*Work to do*
Please copy the lines below word for word, leaving out the pictures.
* Start Source records *
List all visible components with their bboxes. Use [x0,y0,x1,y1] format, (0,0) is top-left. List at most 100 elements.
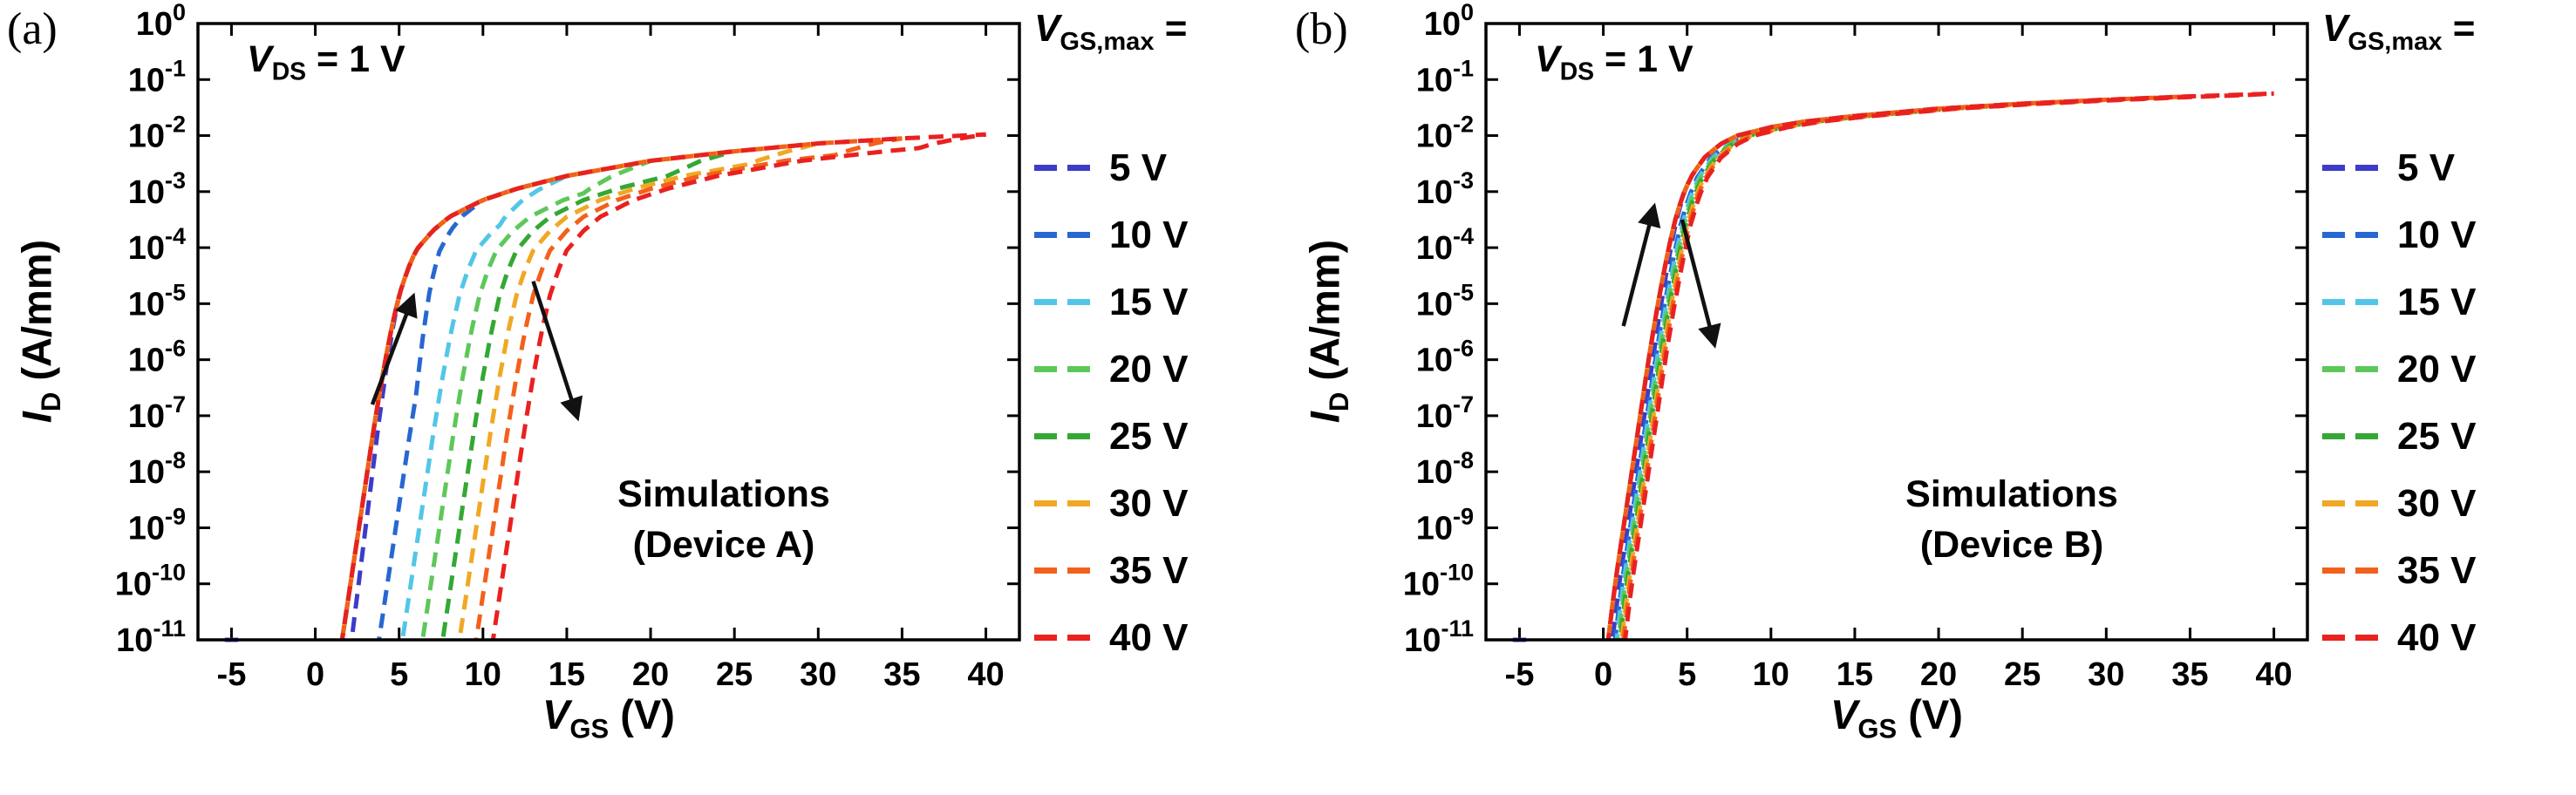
x-tick-label: 40 [2255,656,2292,693]
x-tick-label: 40 [967,656,1004,693]
legend-header-symbol: V [1034,7,1060,50]
legend-entry-5v: 5 V [2322,134,2573,201]
y-tick-label: 10-8 [1416,447,1474,491]
legend-device-b: VGS,max = 5 V 10 V 15 V 20 V 25 V 30 V 35 V 40 … [2322,7,2573,671]
legend-label: 25 V [2397,414,2477,458]
panel-label-a: (a) [7,4,58,54]
y-tick-label: 10-1 [128,55,186,99]
plot-frame [196,22,1021,642]
x-tick-label: 30 [800,656,836,693]
x-axis-symbol: V [1830,691,1858,737]
curve-return-15v [400,173,569,641]
legend-device-a: VGS,max = 5 V 10 V 15 V 20 V 25 V 30 V 35 V 40 … [1034,7,1285,671]
legend-line-sample [2322,567,2378,574]
legend-line-sample [2322,165,2378,171]
x-tick-label: 25 [716,656,753,693]
legend-entry-25v: 25 V [2322,403,2573,470]
sweep-arrow-up-sweep [370,292,418,405]
legend-label: 40 V [1109,615,1189,659]
legend-entry-40v: 40 V [1034,604,1285,671]
x-axis-label: VGS (V) [198,690,1019,742]
y-tick-label: 10-4 [128,223,186,267]
curve-return-25v [440,149,735,641]
simulations-line1: Simulations [1905,473,2118,515]
legend-entry-10v: 10 V [1034,201,1285,268]
panel-a: -5 0 5 10 15 20 25 30 35 40 100 10-1 10-2 10-3 10-4 10-… [7,0,1285,742]
simulations-line1: Simulations [617,473,830,515]
y-tick-label: 10-5 [1416,279,1474,323]
y-tick-label: 10-7 [1416,391,1474,435]
legend-label: 20 V [1109,347,1189,391]
curve-forward-40v [339,132,986,641]
x-tick-label: 15 [549,656,585,693]
x-tick-label: 20 [632,656,669,693]
vds-symbol: V [247,38,272,80]
vds-annotation: VDS = 1 V [247,38,405,85]
y-tick-label: 100 [136,0,186,43]
legend-entry-15v: 15 V [1034,268,1285,336]
legend-entry-35v: 35 V [1034,537,1285,604]
legend-header-subscript: GS,max [2348,27,2443,56]
legend-line-sample [2322,232,2378,238]
x-tick-label: 25 [2004,656,2041,693]
x-tick-label: 15 [1837,656,1873,693]
plot-area-device-a: -5 0 5 10 15 20 25 30 35 40 100 10-1 10-2 10-3 10-4 10-… [115,0,1021,693]
legend-label: 10 V [1109,213,1189,256]
legend-entry-30v: 30 V [2322,470,2573,537]
y-tick-label: 10-7 [128,391,186,435]
legend-label: 40 V [2397,615,2477,659]
y-tick-label: 10-2 [1416,112,1474,155]
x-tick-label: 0 [306,656,324,693]
legend-label: 30 V [2397,481,2477,525]
y-axis-subscript: D [35,391,66,412]
panel-b: -5 0 5 10 15 20 25 30 35 40 100 10-1 10-2 10-3 10-4 10-… [1288,0,2576,795]
simulations-annotation: Simulations (Device B) [1811,469,2212,570]
x-axis-label: VGS (V) [1486,690,2307,742]
x-tick-label: 5 [1678,656,1696,693]
y-tick-label: 10-10 [115,560,186,603]
curve-return-40v [490,132,986,641]
x-tick-label: -5 [1505,656,1535,693]
y-tick-label: 10-3 [128,167,186,211]
legend-label: 5 V [2397,146,2456,189]
legend-line-sample [2322,433,2378,439]
y-tick-label: 10-2 [128,112,186,155]
sweep-arrow-down-sweep [531,280,583,422]
legend-line-sample [1034,500,1090,506]
x-axis-units: (V) [609,691,675,737]
legend-label: 25 V [1109,414,1189,458]
legend-header-symbol: V [2322,7,2348,50]
y-tick-label: 10-6 [128,336,186,379]
legend-line-sample [1034,299,1090,305]
x-tick-label: 30 [2088,656,2124,693]
y-tick-label: 100 [1424,0,1474,43]
y-tick-label: 10-5 [128,279,186,323]
legend-entry-15v: 15 V [2322,268,2573,336]
legend-header-equals: = [1154,7,1188,50]
legend-line-sample [1034,232,1090,238]
x-tick-label: 20 [1920,656,1957,693]
legend-entries: 5 V 10 V 15 V 20 V 25 V 30 V 35 V 40 V [1034,134,1285,671]
legend-header: VGS,max = [2322,7,2573,58]
legend-line-sample [1034,366,1090,372]
legend-label: 5 V [1109,146,1168,189]
legend-line-sample [1034,567,1090,574]
legend-line-sample [2322,366,2378,372]
legend-label: 20 V [2397,347,2477,391]
legend-header: VGS,max = [1034,7,1285,58]
plot-area-device-b: -5 0 5 10 15 20 25 30 35 40 100 10-1 10-2 10-3 10-4 10-… [1403,0,2309,693]
y-tick-label: 10-1 [1416,55,1474,99]
legend-entry-20v: 20 V [2322,336,2573,403]
legend-entry-20v: 20 V [1034,336,1285,403]
axis-tick-labels: -5 0 5 10 15 20 25 30 35 40 100 10-1 10-2 10-3 10-4 10-… [1403,0,2293,693]
x-tick-label: 35 [883,656,920,693]
x-tick-label: 35 [2171,656,2208,693]
y-tick-label: 10-9 [1416,503,1474,547]
vds-subscript: DS [271,58,307,86]
device-name-line: (Device A) [632,524,815,567]
plot-frame [1484,22,2309,642]
panel-label-b: (b) [1295,4,1348,54]
y-tick-label: 10-9 [128,503,186,547]
y-tick-label: 10-8 [128,447,186,491]
legend-entry-40v: 40 V [2322,604,2573,671]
* End Source records *
*Reply*
List all visible components with their bboxes. Use [x0,y0,x1,y1] format, (0,0) is top-left. List at most 100 elements.
x-tick-label: 40 [2255,656,2292,693]
x-tick-label: 40 [967,656,1004,693]
legend-header-symbol: V [1034,7,1060,50]
legend-entry-5v: 5 V [2322,134,2573,201]
y-tick-label: 10-8 [1416,447,1474,491]
legend-device-b: VGS,max = 5 V 10 V 15 V 20 V 25 V 30 V 35 V 40 … [2322,7,2573,671]
legend-label: 25 V [2397,414,2477,458]
panel-label-a: (a) [7,4,58,54]
y-tick-label: 10-1 [128,55,186,99]
plot-frame [196,22,1021,642]
x-tick-label: 30 [800,656,836,693]
x-axis-symbol: V [1830,691,1858,737]
curve-return-15v [400,173,569,641]
legend-device-a: VGS,max = 5 V 10 V 15 V 20 V 25 V 30 V 35 V 40 … [1034,7,1285,671]
legend-line-sample [2322,567,2378,574]
legend-line-sample [2322,165,2378,171]
x-tick-label: 25 [716,656,753,693]
legend-entry-25v: 25 V [2322,403,2573,470]
sweep-arrow-up-sweep [370,292,418,405]
legend-label: 40 V [1109,615,1189,659]
legend-entry-40v: 40 V [1034,604,1285,671]
x-axis-label: VGS (V) [198,690,1019,742]
y-tick-label: 10-4 [128,223,186,267]
curve-return-25v [440,149,735,641]
simulations-line1: Simulations [1905,473,2118,515]
legend-entry-10v: 10 V [1034,201,1285,268]
panel-a: -5 0 5 10 15 20 25 30 35 40 100 10-1 10-2 10-3 10-4 10-… [7,0,1285,742]
simulations-line1: Simulations [617,473,830,515]
y-tick-label: 10-5 [1416,279,1474,323]
y-tick-label: 10-7 [1416,391,1474,435]
legend-label: 20 V [1109,347,1189,391]
curve-forward-40v [339,132,986,641]
x-tick-label: 15 [549,656,585,693]
x-tick-label: 20 [632,656,669,693]
vds-symbol: V [247,38,272,80]
vds-annotation: VDS = 1 V [247,38,405,85]
y-tick-label: 100 [136,0,186,43]
legend-entry-15v: 15 V [1034,268,1285,336]
legend-entry-35v: 35 V [1034,537,1285,604]
legend-header-subscript: GS,max [2348,27,2443,56]
legend-line-sample [2322,232,2378,238]
x-tick-label: 25 [2004,656,2041,693]
x-tick-label: 15 [1837,656,1873,693]
plot-area-device-a: -5 0 5 10 15 20 25 30 35 40 100 10-1 10-2 10-3 10-4 10-… [115,0,1021,693]
legend-label: 10 V [1109,213,1189,256]
legend-entry-30v: 30 V [2322,470,2573,537]
y-tick-label: 10-7 [128,391,186,435]
legend-label: 40 V [2397,615,2477,659]
y-tick-label: 10-2 [1416,112,1474,155]
x-tick-label: 0 [306,656,324,693]
legend-label: 30 V [2397,481,2477,525]
y-axis-subscript: D [35,391,66,412]
panel-b: -5 0 5 10 15 20 25 30 35 40 100 10-1 10-2 10-3 10-4 10-… [1288,0,2576,795]
simulations-annotation: Simulations (Device B) [1811,469,2212,570]
x-axis-label: VGS (V) [1486,690,2307,742]
x-tick-label: 5 [1678,656,1696,693]
y-tick-label: 10-10 [115,560,186,603]
curve-return-40v [490,132,986,641]
x-tick-label: -5 [1505,656,1535,693]
y-tick-label: 10-3 [128,167,186,211]
legend-label: 5 V [2397,146,2456,189]
legend-line-sample [2322,433,2378,439]
y-tick-label: 10-2 [128,112,186,155]
sweep-arrow-down-sweep [531,280,583,422]
legend-line-sample [1034,500,1090,506]
x-axis-units: (V) [609,691,675,737]
legend-label: 25 V [1109,414,1189,458]
legend-header-symbol: V [2322,7,2348,50]
y-tick-label: 10-6 [128,336,186,379]
legend-line-sample [1034,299,1090,305]
x-tick-label: 30 [2088,656,2124,693]
y-tick-label: 100 [1424,0,1474,43]
y-tick-label: 10-5 [128,279,186,323]
legend-entry-15v: 15 V [2322,268,2573,336]
legend-header-equals: = [1154,7,1188,50]
legend-line-sample [1034,232,1090,238]
x-tick-label: 20 [1920,656,1957,693]
legend-entries: 5 V 10 V 15 V 20 V 25 V 30 V 35 V 40 V [1034,134,1285,671]
legend-header: VGS,max = [2322,7,2573,58]
legend-line-sample [1034,366,1090,372]
legend-label: 5 V [1109,146,1168,189]
legend-line-sample [1034,567,1090,574]
legend-line-sample [2322,366,2378,372]
legend-label: 20 V [2397,347,2477,391]
legend-header: VGS,max = [1034,7,1285,58]
plot-area-device-b: -5 0 5 10 15 20 25 30 35 40 100 10-1 10-2 10-3 10-4 10-… [1403,0,2309,693]
y-tick-label: 10-1 [1416,55,1474,99]
legend-entry-20v: 20 V [2322,336,2573,403]
legend-entry-20v: 20 V [1034,336,1285,403]
axis-tick-labels: -5 0 5 10 15 20 25 30 35 40 100 10-1 10-2 10-3 10-4 10-… [1403,0,2293,693]
x-tick-label: 35 [883,656,920,693]
x-tick-label: 35 [2171,656,2208,693]
y-tick-label: 10-9 [1416,503,1474,547]
vds-subscript: DS [271,58,307,86]
device-name-line: (Device A) [632,524,815,567]
plot-frame [1484,22,2309,642]
panel-label-b: (b) [1295,4,1348,54]
y-tick-label: 10-9 [128,503,186,547]
y-tick-label: 10-8 [128,447,186,491]
legend-entry-40v: 40 V [2322,604,2573,671]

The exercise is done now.